**WHAT THE TASK ASKS**
Output the data word for word, dropping every image.

--- DATA ENTRIES ---

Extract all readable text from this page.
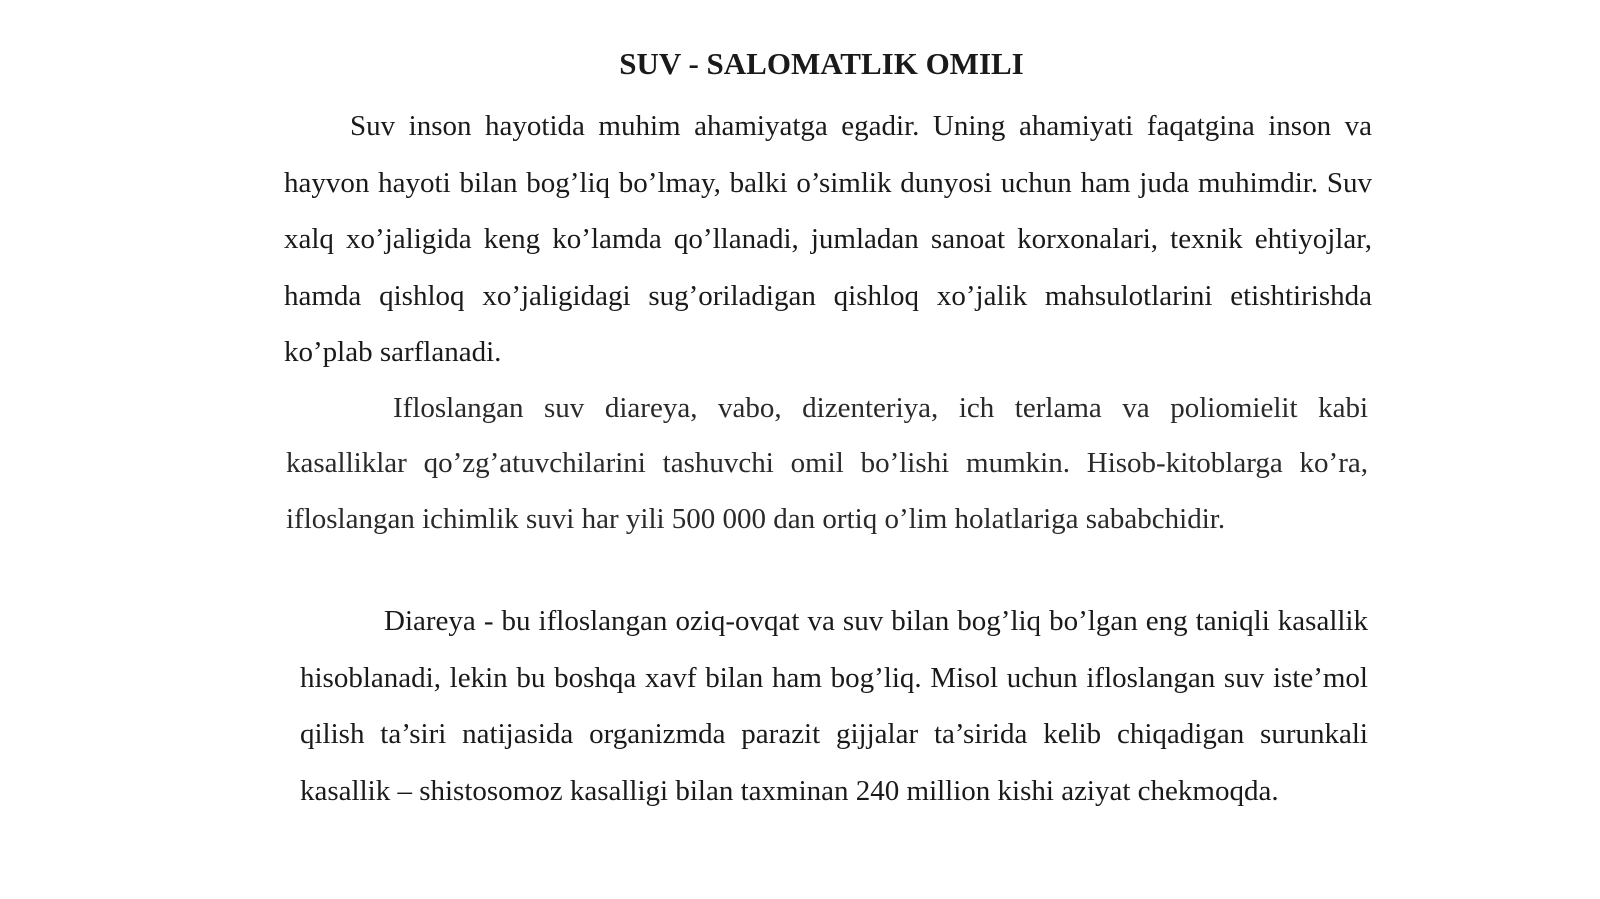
SUV - SALOMATLIK OMILI

Suv inson hayotida muhim ahamiyatga egadir. Uning ahamiyati faqatgina inson va hayvon hayoti bilan bog’liq bo’lmay, balki o’simlik dunyosi uchun ham juda muhimdir. Suv xalq xo’jaligida keng ko’lamda qo’llanadi, jumladan sanoat korxonalari, texnik ehtiyojlar, hamda qishloq xo’jaligidagi sug’oriladigan qishloq xo’jalik mahsulotlarini etishtirishda ko’plab sarflanadi.

Ifloslangan suv diareya, vabo, dizenteriya, ich terlama va poliomielit kabi kasalliklar qo’zg’atuvchilarini tashuvchi omil bo’lishi mumkin. Hisob-kitoblarga ko’ra, ifloslangan ichimlik suvi har yili 500 000 dan ortiq o’lim holatlariga sababchidir.

Diareya - bu ifloslangan oziq-ovqat va suv bilan bog’liq bo’lgan eng taniqli kasallik hisoblanadi, lekin bu boshqa xavf bilan ham bog’liq. Misol uchun ifloslangan suv iste’mol qilish ta’siri natijasida organizmda parazit gijjalar ta’sirida kelib chiqadigan surunkali kasallik – shistosomoz kasalligi bilan taxminan 240 million kishi aziyat chekmoqda.
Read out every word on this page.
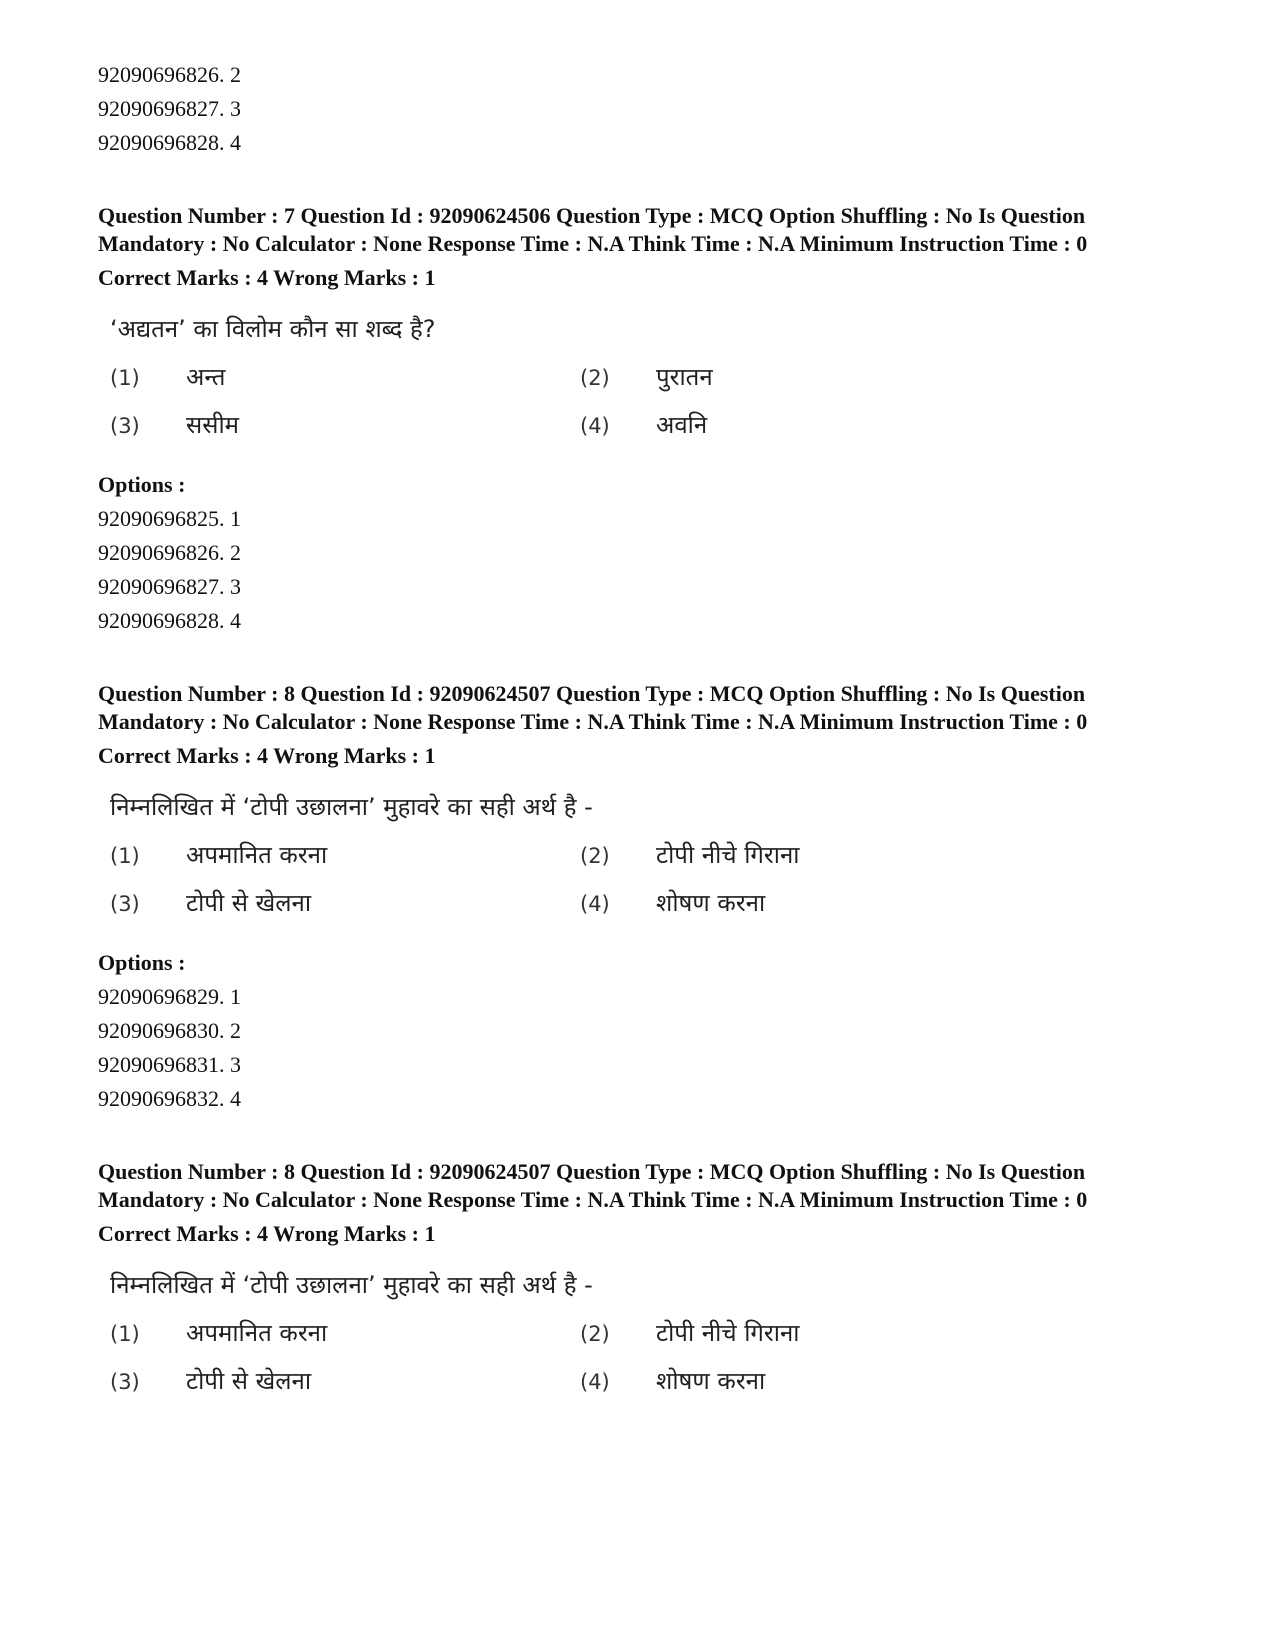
92090696826. 2
92090696827. 3
92090696828. 4
Question Number : 7 Question Id : 92090624506 Question Type : MCQ Option Shuffling : No Is Question Mandatory : No Calculator : None Response Time : N.A Think Time : N.A Minimum Instruction Time : 0
Correct Marks : 4 Wrong Marks : 1
‘अद्यतन’ का विलोम कौन सा शब्द है?
(1) अन्त	(2) पुरातन
(3) ससीम	(4) अवनि
Options :
92090696825. 1
92090696826. 2
92090696827. 3
92090696828. 4
Question Number : 8 Question Id : 92090624507 Question Type : MCQ Option Shuffling : No Is Question Mandatory : No Calculator : None Response Time : N.A Think Time : N.A Minimum Instruction Time : 0
Correct Marks : 4 Wrong Marks : 1
निम्नलिखित में ‘टोपी उछालना’ मुहावरे का सही अर्थ है -
(1) अपमानित करना	(2) टोपी नीचे गिराना
(3) टोपी से खेलना	(4) शोषण करना
Options :
92090696829. 1
92090696830. 2
92090696831. 3
92090696832. 4
Question Number : 8 Question Id : 92090624507 Question Type : MCQ Option Shuffling : No Is Question Mandatory : No Calculator : None Response Time : N.A Think Time : N.A Minimum Instruction Time : 0
Correct Marks : 4 Wrong Marks : 1
निम्नलिखित में ‘टोपी उछालना’ मुहावरे का सही अर्थ है -
(1) अपमानित करना	(2) टोपी नीचे गिराना
(3) टोपी से खेलना	(4) शोषण करना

---

**PROBLEM SOLUTION**
Extract all readable text from this page.
SUV - SALOMATLIK OMILI

Suv inson hayotida muhim ahamiyatga egadir. Uning ahamiyati faqatgina inson va hayvon hayoti bilan bog’liq bo’lmay, balki o’simlik dunyosi uchun ham juda muhimdir. Suv xalq xo’jaligida keng ko’lamda qo’llanadi, jumladan sanoat korxonalari, texnik ehtiyojlar, hamda qishloq xo’jaligidagi sug’oriladigan qishloq xo’jalik mahsulotlarini etishtirishda ko’plab sarflanadi.

Ifloslangan suv diareya, vabo, dizenteriya, ich terlama va poliomielit kabi kasalliklar qo’zg’atuvchilarini tashuvchi omil bo’lishi mumkin. Hisob-kitoblarga ko’ra, ifloslangan ichimlik suvi har yili 500 000 dan ortiq o’lim holatlariga sababchidir.

Diareya - bu ifloslangan oziq-ovqat va suv bilan bog’liq bo’lgan eng taniqli kasallik hisoblanadi, lekin bu boshqa xavf bilan ham bog’liq. Misol uchun ifloslangan suv iste’mol qilish ta’siri natijasida organizmda parazit gijjalar ta’sirida kelib chiqadigan surunkali kasallik – shistosomoz kasalligi bilan taxminan 240 million kishi aziyat chekmoqda.
Read out every word on this page.
92090696826. 2
92090696827. 3
92090696828. 4
Question Number : 7 Question Id : 92090624506 Question Type : MCQ Option Shuffling : No Is Question Mandatory : No Calculator : None Response Time : N.A Think Time : N.A Minimum Instruction Time : 0
Correct Marks : 4 Wrong Marks : 1
‘अद्यतन’ का विलोम कौन सा शब्द है?
(1) अन्त	(2) पुरातन
(3) ससीम	(4) अवनि
Options :
92090696825. 1
92090696826. 2
92090696827. 3
92090696828. 4
Question Number : 8 Question Id : 92090624507 Question Type : MCQ Option Shuffling : No Is Question Mandatory : No Calculator : None Response Time : N.A Think Time : N.A Minimum Instruction Time : 0
Correct Marks : 4 Wrong Marks : 1
निम्नलिखित में ‘टोपी उछालना’ मुहावरे का सही अर्थ है -
(1) अपमानित करना	(2) टोपी नीचे गिराना
(3) टोपी से खेलना	(4) शोषण करना
Options :
92090696829. 1
92090696830. 2
92090696831. 3
92090696832. 4
Question Number : 8 Question Id : 92090624507 Question Type : MCQ Option Shuffling : No Is Question Mandatory : No Calculator : None Response Time : N.A Think Time : N.A Minimum Instruction Time : 0
Correct Marks : 4 Wrong Marks : 1
निम्नलिखित में ‘टोपी उछालना’ मुहावरे का सही अर्थ है -
(1) अपमानित करना	(2) टोपी नीचे गिराना
(3) टोपी से खेलना	(4) शोषण करना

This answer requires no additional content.